_YOUR GOAL_:
Go through the records and show each line where the word "clipboard" occurs.
*** INPUT DATA ***
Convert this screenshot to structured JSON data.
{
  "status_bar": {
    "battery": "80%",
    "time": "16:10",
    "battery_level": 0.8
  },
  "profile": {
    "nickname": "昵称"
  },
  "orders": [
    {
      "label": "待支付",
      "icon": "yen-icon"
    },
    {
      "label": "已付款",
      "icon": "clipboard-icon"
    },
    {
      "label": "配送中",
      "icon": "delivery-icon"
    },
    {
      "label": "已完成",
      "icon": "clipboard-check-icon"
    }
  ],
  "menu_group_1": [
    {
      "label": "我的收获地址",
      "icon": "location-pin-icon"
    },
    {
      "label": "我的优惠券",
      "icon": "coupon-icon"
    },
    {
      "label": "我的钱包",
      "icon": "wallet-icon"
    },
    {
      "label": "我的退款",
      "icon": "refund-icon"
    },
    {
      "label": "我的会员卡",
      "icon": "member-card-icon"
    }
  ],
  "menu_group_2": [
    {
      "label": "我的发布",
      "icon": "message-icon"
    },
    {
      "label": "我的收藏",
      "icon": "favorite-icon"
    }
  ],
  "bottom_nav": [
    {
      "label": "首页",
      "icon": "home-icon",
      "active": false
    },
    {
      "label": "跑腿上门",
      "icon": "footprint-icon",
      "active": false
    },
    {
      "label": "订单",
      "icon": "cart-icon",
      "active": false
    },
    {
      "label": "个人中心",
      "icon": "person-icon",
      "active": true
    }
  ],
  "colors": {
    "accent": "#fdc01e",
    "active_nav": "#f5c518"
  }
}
***
_PROBLEM SOLUTION_:
      "icon": "clipboard-icon"
      "icon": "clipboard-check-icon"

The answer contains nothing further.